_DATA TO USE_
● ● ● ● ●

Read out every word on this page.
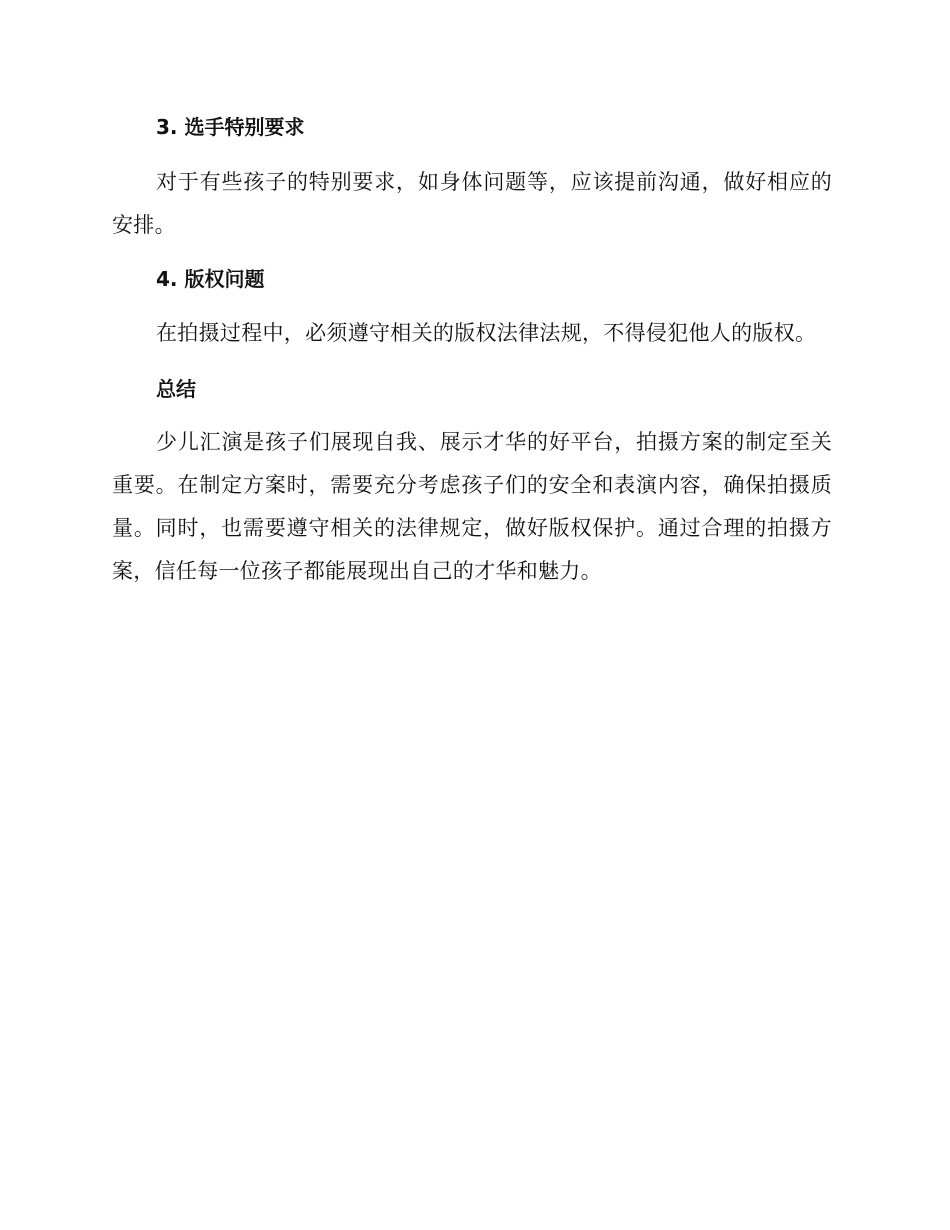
3. 选手特别要求

对于有些孩子的特别要求，如身体问题等，应该提前沟通，做好相应的安排。

4. 版权问题

在拍摄过程中，必须遵守相关的版权法律法规，不得侵犯他人的版权。

总结

少儿汇演是孩子们展现自我、展示才华的好平台，拍摄方案的制定至关重要。在制定方案时，需要充分考虑孩子们的安全和表演内容，确保拍摄质量。同时，也需要遵守相关的法律规定，做好版权保护。通过合理的拍摄方案，信任每一位孩子都能展现出自己的才华和魅力。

● ● ● ● ●

_PROBLEM TO WORK ON_
Return the listing above unchanged, apart from dropping its pictures.

_REPLY TO THE EXERCISE_
Read out every word on this page.
3. 选手特别要求

对于有些孩子的特别要求，如身体问题等，应该提前沟通，做好相应的安排。

4. 版权问题

在拍摄过程中，必须遵守相关的版权法律法规，不得侵犯他人的版权。

总结

少儿汇演是孩子们展现自我、展示才华的好平台，拍摄方案的制定至关重要。在制定方案时，需要充分考虑孩子们的安全和表演内容，确保拍摄质量。同时，也需要遵守相关的法律规定，做好版权保护。通过合理的拍摄方案，信任每一位孩子都能展现出自己的才华和魅力。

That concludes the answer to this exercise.